EXERCISE INSTRUCTIONS:
Without skipping anything, write out each record below exactly.

* begin *

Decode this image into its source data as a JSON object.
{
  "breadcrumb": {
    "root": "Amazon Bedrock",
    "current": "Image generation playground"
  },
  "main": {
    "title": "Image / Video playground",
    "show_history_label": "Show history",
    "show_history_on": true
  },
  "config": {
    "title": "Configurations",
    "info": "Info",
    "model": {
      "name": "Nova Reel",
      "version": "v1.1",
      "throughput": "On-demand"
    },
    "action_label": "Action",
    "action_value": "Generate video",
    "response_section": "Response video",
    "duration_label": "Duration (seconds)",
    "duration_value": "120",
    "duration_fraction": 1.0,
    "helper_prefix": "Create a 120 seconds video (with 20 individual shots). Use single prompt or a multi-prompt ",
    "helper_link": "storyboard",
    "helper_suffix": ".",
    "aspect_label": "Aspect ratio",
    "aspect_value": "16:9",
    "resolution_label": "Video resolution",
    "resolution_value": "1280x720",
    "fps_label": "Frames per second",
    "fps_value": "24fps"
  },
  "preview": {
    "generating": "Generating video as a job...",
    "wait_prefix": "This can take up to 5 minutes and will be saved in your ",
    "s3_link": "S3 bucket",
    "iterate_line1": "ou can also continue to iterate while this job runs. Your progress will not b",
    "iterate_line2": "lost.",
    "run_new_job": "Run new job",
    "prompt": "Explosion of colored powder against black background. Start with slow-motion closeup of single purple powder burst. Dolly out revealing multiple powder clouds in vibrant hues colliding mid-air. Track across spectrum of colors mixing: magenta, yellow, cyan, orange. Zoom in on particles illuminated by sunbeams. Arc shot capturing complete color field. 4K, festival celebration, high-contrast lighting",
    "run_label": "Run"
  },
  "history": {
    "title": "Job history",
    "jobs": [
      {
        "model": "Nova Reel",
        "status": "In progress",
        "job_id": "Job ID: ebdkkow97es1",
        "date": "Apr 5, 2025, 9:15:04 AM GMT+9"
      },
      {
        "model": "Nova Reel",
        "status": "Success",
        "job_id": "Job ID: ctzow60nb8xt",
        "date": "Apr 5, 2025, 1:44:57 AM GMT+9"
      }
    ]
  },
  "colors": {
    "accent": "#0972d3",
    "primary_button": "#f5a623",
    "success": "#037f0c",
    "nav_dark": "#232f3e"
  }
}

* end *

FULL RESPONSE:
Decode this image into its source data as a JSON object.
{
  "breadcrumb": {
    "root": "Amazon Bedrock",
    "current": "Image generation playground"
  },
  "main": {
    "title": "Image / Video playground",
    "show_history_label": "Show history",
    "show_history_on": true
  },
  "config": {
    "title": "Configurations",
    "info": "Info",
    "model": {
      "name": "Nova Reel",
      "version": "v1.1",
      "throughput": "On-demand"
    },
    "action_label": "Action",
    "action_value": "Generate video",
    "response_section": "Response video",
    "duration_label": "Duration (seconds)",
    "duration_value": "120",
    "duration_fraction": 1.0,
    "helper_prefix": "Create a 120 seconds video (with 20 individual shots). Use single prompt or a multi-prompt ",
    "helper_link": "storyboard",
    "helper_suffix": ".",
    "aspect_label": "Aspect ratio",
    "aspect_value": "16:9",
    "resolution_label": "Video resolution",
    "resolution_value": "1280x720",
    "fps_label": "Frames per second",
    "fps_value": "24fps"
  },
  "preview": {
    "generating": "Generating video as a job...",
    "wait_prefix": "This can take up to 5 minutes and will be saved in your ",
    "s3_link": "S3 bucket",
    "iterate_line1": "ou can also continue to iterate while this job runs. Your progress will not b",
    "iterate_line2": "lost.",
    "run_new_job": "Run new job",
    "prompt": "Explosion of colored powder against black background. Start with slow-motion closeup of single purple powder burst. Dolly out revealing multiple powder clouds in vibrant hues colliding mid-air. Track across spectrum of colors mixing: magenta, yellow, cyan, orange. Zoom in on particles illuminated by sunbeams. Arc shot capturing complete color field. 4K, festival celebration, high-contrast lighting",
    "run_label": "Run"
  },
  "history": {
    "title": "Job history",
    "jobs": [
      {
        "model": "Nova Reel",
        "status": "In progress",
        "job_id": "Job ID: ebdkkow97es1",
        "date": "Apr 5, 2025, 9:15:04 AM GMT+9"
      },
      {
        "model": "Nova Reel",
        "status": "Success",
        "job_id": "Job ID: ctzow60nb8xt",
        "date": "Apr 5, 2025, 1:44:57 AM GMT+9"
      }
    ]
  },
  "colors": {
    "accent": "#0972d3",
    "primary_button": "#f5a623",
    "success": "#037f0c",
    "nav_dark": "#232f3e"
  }
}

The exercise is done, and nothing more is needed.